:: What to produce ::
Print the data exactly, leaving nothing out.

** START **

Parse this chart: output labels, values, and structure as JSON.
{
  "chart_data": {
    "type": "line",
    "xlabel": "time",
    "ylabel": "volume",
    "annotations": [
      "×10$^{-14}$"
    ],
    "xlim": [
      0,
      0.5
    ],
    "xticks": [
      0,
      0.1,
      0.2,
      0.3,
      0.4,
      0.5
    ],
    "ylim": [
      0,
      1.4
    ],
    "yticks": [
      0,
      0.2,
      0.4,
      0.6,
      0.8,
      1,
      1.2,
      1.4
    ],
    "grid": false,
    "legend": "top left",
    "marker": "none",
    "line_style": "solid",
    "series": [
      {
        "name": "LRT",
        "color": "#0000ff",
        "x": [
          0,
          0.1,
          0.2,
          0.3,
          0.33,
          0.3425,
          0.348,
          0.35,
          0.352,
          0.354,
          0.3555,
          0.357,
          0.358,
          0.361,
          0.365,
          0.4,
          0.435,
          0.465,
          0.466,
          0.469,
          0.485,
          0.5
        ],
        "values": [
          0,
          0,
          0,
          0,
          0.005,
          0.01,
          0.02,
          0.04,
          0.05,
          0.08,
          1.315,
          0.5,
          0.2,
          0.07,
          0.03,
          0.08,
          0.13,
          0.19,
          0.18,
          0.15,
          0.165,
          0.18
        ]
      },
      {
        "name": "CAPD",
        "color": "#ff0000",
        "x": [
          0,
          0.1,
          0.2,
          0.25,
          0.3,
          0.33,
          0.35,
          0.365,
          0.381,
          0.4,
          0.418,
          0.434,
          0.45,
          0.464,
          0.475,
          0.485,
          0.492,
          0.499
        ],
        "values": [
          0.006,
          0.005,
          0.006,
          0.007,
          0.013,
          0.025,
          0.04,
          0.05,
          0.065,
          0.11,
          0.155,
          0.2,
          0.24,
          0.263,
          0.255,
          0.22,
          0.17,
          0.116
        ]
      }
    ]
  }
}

** END **

:: Result of this exercise ::
Parse this chart: output labels, values, and structure as JSON.
{
  "chart_data": {
    "type": "line",
    "xlabel": "time",
    "ylabel": "volume",
    "annotations": [
      "×10$^{-14}$"
    ],
    "xlim": [
      0,
      0.5
    ],
    "xticks": [
      0,
      0.1,
      0.2,
      0.3,
      0.4,
      0.5
    ],
    "ylim": [
      0,
      1.4
    ],
    "yticks": [
      0,
      0.2,
      0.4,
      0.6,
      0.8,
      1,
      1.2,
      1.4
    ],
    "grid": false,
    "legend": "top left",
    "marker": "none",
    "line_style": "solid",
    "series": [
      {
        "name": "LRT",
        "color": "#0000ff",
        "x": [
          0,
          0.1,
          0.2,
          0.3,
          0.33,
          0.3425,
          0.348,
          0.35,
          0.352,
          0.354,
          0.3555,
          0.357,
          0.358,
          0.361,
          0.365,
          0.4,
          0.435,
          0.465,
          0.466,
          0.469,
          0.485,
          0.5
        ],
        "values": [
          0,
          0,
          0,
          0,
          0.005,
          0.01,
          0.02,
          0.04,
          0.05,
          0.08,
          1.315,
          0.5,
          0.2,
          0.07,
          0.03,
          0.08,
          0.13,
          0.19,
          0.18,
          0.15,
          0.165,
          0.18
        ]
      },
      {
        "name": "CAPD",
        "color": "#ff0000",
        "x": [
          0,
          0.1,
          0.2,
          0.25,
          0.3,
          0.33,
          0.35,
          0.365,
          0.381,
          0.4,
          0.418,
          0.434,
          0.45,
          0.464,
          0.475,
          0.485,
          0.492,
          0.499
        ],
        "values": [
          0.006,
          0.005,
          0.006,
          0.007,
          0.013,
          0.025,
          0.04,
          0.05,
          0.065,
          0.11,
          0.155,
          0.2,
          0.24,
          0.263,
          0.255,
          0.22,
          0.17,
          0.116
        ]
      }
    ]
  }
}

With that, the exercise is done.